> [Page excerpt]:

:::::

Philautus nepenthophilus

Scientific classification
- Kingdom: Animalia
- Phylum: Chordata
- Class: Amphibia
- Order: Anura
- Family: Rhacophoridae
- Genus: Philautus
- Species: P. nepenthophilus
- Binomial name: Philautus nepenthophilus Etter, Haas, Lee, Min, Das & Hertwig, 2021

= Philautus nepenthophilus =

- Genus: Philautus
- Species: nepenthophilus
- Authority: Etter, Haas, Lee, Min, Das & Hertwig, 2021

Species of frog

Philautus nepenthophilus is a species of frog in the family Rhacophoridae. It is endemic to Malaysia.

== Naming ==
Nepenthophilus is composed of the word "nepenthes", referring to the genus of pitcher plants Nepenthes, more specifically Nepenthes mollis because they have a symbiotic relationship to these plants, while "philus" is a word from the Ancient Greek "φίλος" meaning "friend".

:::::

> [Records supplied]:
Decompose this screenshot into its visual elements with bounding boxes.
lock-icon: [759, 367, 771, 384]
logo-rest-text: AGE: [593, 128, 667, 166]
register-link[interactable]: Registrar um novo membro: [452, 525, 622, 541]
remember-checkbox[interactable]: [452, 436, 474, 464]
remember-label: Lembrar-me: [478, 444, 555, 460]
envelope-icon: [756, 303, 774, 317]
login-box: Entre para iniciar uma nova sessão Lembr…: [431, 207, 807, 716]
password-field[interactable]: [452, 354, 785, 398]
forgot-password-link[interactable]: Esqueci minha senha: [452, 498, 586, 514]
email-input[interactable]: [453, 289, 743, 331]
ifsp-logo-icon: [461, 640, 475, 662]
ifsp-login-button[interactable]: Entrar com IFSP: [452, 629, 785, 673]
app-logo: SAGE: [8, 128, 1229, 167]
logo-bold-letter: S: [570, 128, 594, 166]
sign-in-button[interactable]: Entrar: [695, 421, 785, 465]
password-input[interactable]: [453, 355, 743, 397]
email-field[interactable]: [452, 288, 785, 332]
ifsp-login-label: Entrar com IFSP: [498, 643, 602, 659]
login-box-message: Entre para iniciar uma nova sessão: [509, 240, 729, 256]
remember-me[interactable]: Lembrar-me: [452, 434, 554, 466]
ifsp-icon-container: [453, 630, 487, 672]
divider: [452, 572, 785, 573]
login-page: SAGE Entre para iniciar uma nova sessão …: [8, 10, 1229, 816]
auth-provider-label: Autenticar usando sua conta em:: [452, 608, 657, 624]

:::::

> [Problems to solve]:
**1.** In the Philautus nepenthophilus article, which pitcher plant species does the species name specifically refer to?
**2.** Extend the Philautus nepenthophilus article past its final sentence.

> [Answer section]:
**1.** Nepenthes mollis.

**2.**
== Lifestyle ==
The frog prefers to live in tropical pitcher plants. They mainly live in symbiosis with Nepenthes mollis. The frog lays eggs inside the plant, the tadpoles only feed on the nutrients in their intestines, that's why their tadpoles only have a small mouth with no teeth. Both partners get an advantage: The frog gets shelter while the pitcher plant gets nutrients by the excretions of the tadpole. Even the adult frogs stay near the pitcher plants most of the time. The frog doesn't get hurt by the enzymes of the plant, the mechanism behind that is not completely understood.